# [STATED GOAL]
Copy every row below word for word, leaving out the pictures.

# [DATA RECORDS]
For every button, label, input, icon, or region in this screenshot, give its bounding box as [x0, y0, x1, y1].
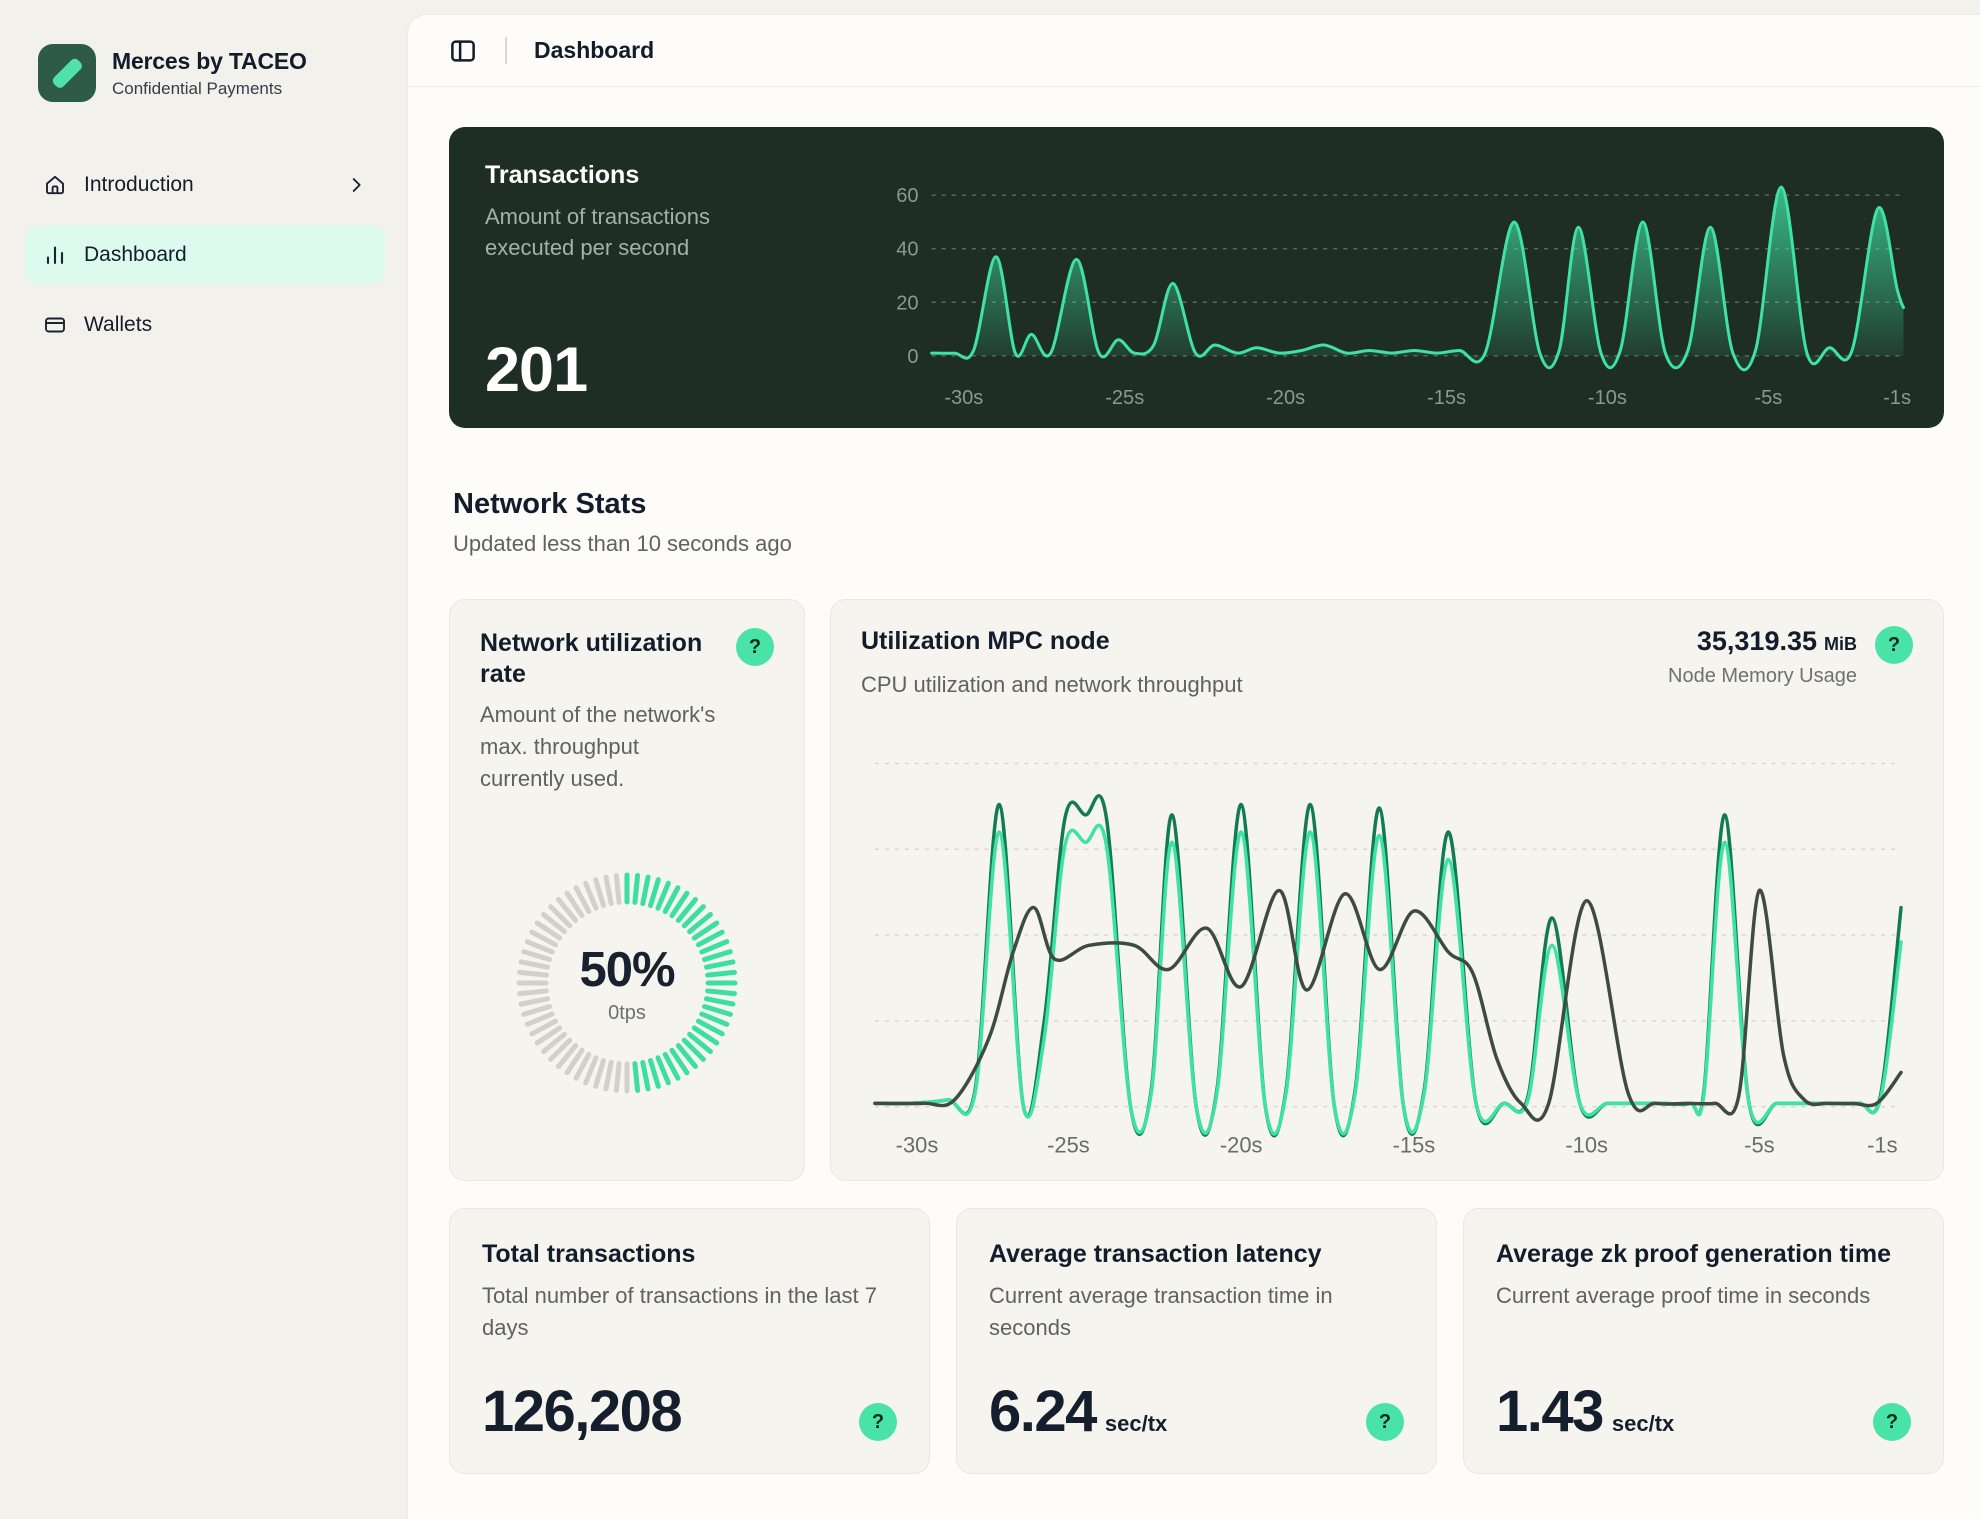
sidebar-item-label: Wallets: [84, 313, 153, 336]
sidebar-item-introduction[interactable]: Introduction: [25, 156, 385, 214]
svg-text:60: 60: [896, 185, 918, 207]
main-panel: Dashboard Transactions Amount of transac…: [407, 14, 1980, 1519]
avg-latency-card: Average transaction latency Current aver…: [956, 1208, 1437, 1474]
topbar: Dashboard: [408, 15, 1980, 87]
help-icon[interactable]: ?: [736, 628, 774, 666]
network-stats-updated: Updated less than 10 seconds ago: [453, 531, 792, 556]
content: Transactions Amount of transactions exec…: [408, 87, 1980, 1474]
svg-text:-1s: -1s: [1883, 387, 1911, 408]
svg-text:-15s: -15s: [1427, 387, 1466, 408]
network-utilization-title: Network utilization rate: [480, 629, 703, 688]
transactions-card-title: Transactions: [485, 161, 640, 189]
svg-text:-25s: -25s: [1105, 387, 1144, 408]
mpc-card-description: CPU utilization and network throughput: [861, 671, 1243, 697]
svg-text:-5s: -5s: [1754, 387, 1782, 408]
transactions-per-second-value: 201: [485, 335, 588, 405]
svg-text:0: 0: [907, 346, 918, 368]
transactions-card-description: Amount of transactions executed per seco…: [485, 204, 711, 260]
total-transactions-description: Total number of transactions in the last…: [482, 1282, 877, 1340]
brand: Merces by TACEO Confidential Payments: [38, 44, 385, 102]
node-memory-value: 35,319.35: [1696, 626, 1817, 656]
node-memory-unit: MiB: [1824, 634, 1857, 654]
svg-text:-1s: -1s: [1867, 1132, 1897, 1157]
home-icon: [43, 173, 67, 197]
total-transactions-value: 126,208: [482, 1379, 683, 1444]
svg-text:40: 40: [896, 239, 918, 261]
total-transactions-title: Total transactions: [482, 1240, 696, 1268]
network-utilization-card: Network utilization rate ? Amount of the…: [449, 599, 805, 1181]
sidebar-toggle-button[interactable]: [448, 36, 478, 66]
avg-zk-proof-title: Average zk proof generation time: [1496, 1240, 1891, 1268]
avg-zk-proof-description: Current average proof time in seconds: [1496, 1282, 1871, 1308]
help-icon[interactable]: ?: [1366, 1403, 1404, 1441]
svg-text:-15s: -15s: [1393, 1132, 1436, 1157]
mpc-utilization-card: Utilization MPC node CPU utilization and…: [830, 599, 1944, 1181]
help-icon[interactable]: ?: [1873, 1403, 1911, 1441]
svg-text:-10s: -10s: [1588, 387, 1627, 408]
avg-latency-value: 6.24: [989, 1379, 1097, 1444]
mpc-utilization-chart: -30s -25s -20s -15s -10s -5s -1s: [873, 762, 1903, 1157]
chevron-right-icon: [345, 174, 367, 196]
svg-text:-20s: -20s: [1220, 1132, 1263, 1157]
avg-latency-title: Average transaction latency: [989, 1240, 1322, 1268]
brand-title: Merces by TACEO: [112, 47, 307, 74]
header-divider: [505, 37, 507, 64]
sidebar-item-wallets[interactable]: Wallets: [25, 296, 385, 354]
app-logo-icon: [38, 44, 96, 102]
svg-text:-30s: -30s: [896, 1132, 939, 1157]
bar-chart-icon: [43, 243, 67, 267]
mpc-card-title: Utilization MPC node: [861, 627, 1110, 655]
wallet-card-icon: [43, 313, 67, 337]
svg-text:20: 20: [896, 292, 918, 314]
transactions-card: Transactions Amount of transactions exec…: [449, 127, 1944, 428]
transactions-chart: 0 20 40 60 -30s -25s -20s -15s -10s -5s -1s: [896, 185, 1911, 408]
svg-text:-5s: -5s: [1744, 1132, 1774, 1157]
avg-latency-unit: sec/tx: [1104, 1411, 1168, 1436]
help-icon[interactable]: ?: [859, 1403, 897, 1441]
svg-text:-10s: -10s: [1565, 1132, 1608, 1157]
help-icon[interactable]: ?: [1875, 626, 1913, 664]
panel-left-icon: [448, 36, 478, 66]
svg-text:-20s: -20s: [1266, 387, 1305, 408]
network-utilization-gauge: [516, 872, 738, 1094]
sidebar: Merces by TACEO Confidential Payments In…: [0, 0, 407, 1519]
sidebar-item-dashboard[interactable]: Dashboard: [25, 226, 385, 284]
avg-zk-proof-unit: sec/tx: [1611, 1411, 1675, 1436]
avg-latency-description: Current average transaction time in seco…: [989, 1282, 1333, 1340]
network-stats-title: Network Stats: [453, 488, 647, 520]
sidebar-item-label: Dashboard: [84, 243, 187, 266]
node-memory-label: Node Memory Usage: [1668, 665, 1857, 687]
network-utilization-description: Amount of the network's max. throughput …: [480, 702, 716, 792]
sidebar-item-label: Introduction: [84, 173, 194, 196]
avg-zk-proof-card: Average zk proof generation time Current…: [1463, 1208, 1944, 1474]
sidebar-nav: Introduction Dashboard Wallets: [25, 156, 385, 354]
svg-text:-30s: -30s: [944, 387, 983, 408]
total-transactions-card: Total transactions Total number of trans…: [449, 1208, 930, 1474]
brand-subtitle: Confidential Payments: [112, 78, 283, 98]
svg-text:-25s: -25s: [1047, 1132, 1090, 1157]
page-title: Dashboard: [534, 37, 655, 63]
avg-zk-proof-value: 1.43: [1496, 1379, 1604, 1444]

# [EXERCISE SOLUTION]
For every button, label, input, icon, or region in this screenshot, give its bounding box as [x0, y0, x1, y1].
sidebar-item-label: Wallets: [84, 313, 153, 336]
sidebar-item-introduction[interactable]: Introduction: [25, 156, 385, 214]
svg-text:60: 60: [896, 185, 918, 207]
main-panel: Dashboard Transactions Amount of transac…: [407, 14, 1980, 1519]
avg-latency-card: Average transaction latency Current aver…: [956, 1208, 1437, 1474]
topbar: Dashboard: [408, 15, 1980, 87]
help-icon[interactable]: ?: [736, 628, 774, 666]
network-stats-updated: Updated less than 10 seconds ago: [453, 531, 792, 556]
content: Transactions Amount of transactions exec…: [408, 87, 1980, 1474]
svg-text:-1s: -1s: [1883, 387, 1911, 408]
svg-text:-15s: -15s: [1427, 387, 1466, 408]
network-utilization-title: Network utilization rate: [480, 629, 703, 688]
transactions-card-title: Transactions: [485, 161, 640, 189]
svg-text:-25s: -25s: [1105, 387, 1144, 408]
mpc-card-description: CPU utilization and network throughput: [861, 671, 1243, 697]
svg-text:-5s: -5s: [1754, 387, 1782, 408]
transactions-per-second-value: 201: [485, 335, 588, 405]
svg-text:0: 0: [907, 346, 918, 368]
transactions-card-description: Amount of transactions executed per seco…: [485, 204, 711, 260]
total-transactions-description: Total number of transactions in the last…: [482, 1282, 877, 1340]
brand: Merces by TACEO Confidential Payments: [38, 44, 385, 102]
node-memory-value: 35,319.35: [1696, 626, 1817, 656]
node-memory-unit: MiB: [1824, 634, 1857, 654]
svg-text:-1s: -1s: [1867, 1132, 1897, 1157]
home-icon: [43, 173, 67, 197]
total-transactions-value: 126,208: [482, 1379, 683, 1444]
svg-text:40: 40: [896, 239, 918, 261]
total-transactions-title: Total transactions: [482, 1240, 696, 1268]
network-utilization-card: Network utilization rate ? Amount of the…: [449, 599, 805, 1181]
sidebar-toggle-button[interactable]: [448, 36, 478, 66]
avg-zk-proof-title: Average zk proof generation time: [1496, 1240, 1891, 1268]
avg-zk-proof-description: Current average proof time in seconds: [1496, 1282, 1871, 1308]
help-icon[interactable]: ?: [1366, 1403, 1404, 1441]
svg-text:-15s: -15s: [1393, 1132, 1436, 1157]
mpc-utilization-card: Utilization MPC node CPU utilization and…: [830, 599, 1944, 1181]
help-icon[interactable]: ?: [1873, 1403, 1911, 1441]
svg-text:-10s: -10s: [1588, 387, 1627, 408]
avg-latency-value: 6.24: [989, 1379, 1097, 1444]
mpc-utilization-chart: -30s -25s -20s -15s -10s -5s -1s: [873, 762, 1903, 1157]
chevron-right-icon: [345, 174, 367, 196]
svg-text:-20s: -20s: [1220, 1132, 1263, 1157]
avg-latency-title: Average transaction latency: [989, 1240, 1322, 1268]
brand-title: Merces by TACEO: [112, 47, 307, 74]
header-divider: [505, 37, 507, 64]
sidebar-item-wallets[interactable]: Wallets: [25, 296, 385, 354]
app-logo-icon: [38, 44, 96, 102]
svg-text:-30s: -30s: [896, 1132, 939, 1157]
bar-chart-icon: [43, 243, 67, 267]
mpc-card-title: Utilization MPC node: [861, 627, 1110, 655]
wallet-card-icon: [43, 313, 67, 337]
svg-text:20: 20: [896, 292, 918, 314]
transactions-card: Transactions Amount of transactions exec…: [449, 127, 1944, 428]
transactions-chart: 0 20 40 60 -30s -25s -20s -15s -10s -5s -1s: [896, 185, 1911, 408]
svg-text:-5s: -5s: [1744, 1132, 1774, 1157]
avg-latency-unit: sec/tx: [1104, 1411, 1168, 1436]
help-icon[interactable]: ?: [859, 1403, 897, 1441]
svg-text:-10s: -10s: [1565, 1132, 1608, 1157]
help-icon[interactable]: ?: [1875, 626, 1913, 664]
panel-left-icon: [448, 36, 478, 66]
svg-text:-20s: -20s: [1266, 387, 1305, 408]
network-utilization-gauge: [516, 872, 738, 1094]
sidebar: Merces by TACEO Confidential Payments In…: [0, 0, 407, 1519]
sidebar-item-dashboard[interactable]: Dashboard: [25, 226, 385, 284]
avg-zk-proof-unit: sec/tx: [1611, 1411, 1675, 1436]
avg-latency-description: Current average transaction time in seco…: [989, 1282, 1333, 1340]
network-stats-title: Network Stats: [453, 488, 647, 520]
sidebar-item-label: Dashboard: [84, 243, 187, 266]
node-memory-label: Node Memory Usage: [1668, 665, 1857, 687]
network-utilization-description: Amount of the network's max. throughput …: [480, 702, 716, 792]
sidebar-item-label: Introduction: [84, 173, 194, 196]
avg-zk-proof-card: Average zk proof generation time Current…: [1463, 1208, 1944, 1474]
sidebar-nav: Introduction Dashboard Wallets: [25, 156, 385, 354]
svg-text:-30s: -30s: [944, 387, 983, 408]
total-transactions-card: Total transactions Total number of trans…: [449, 1208, 930, 1474]
brand-subtitle: Confidential Payments: [112, 78, 283, 98]
svg-text:-25s: -25s: [1047, 1132, 1090, 1157]
page-title: Dashboard: [534, 37, 655, 63]
avg-zk-proof-value: 1.43: [1496, 1379, 1604, 1444]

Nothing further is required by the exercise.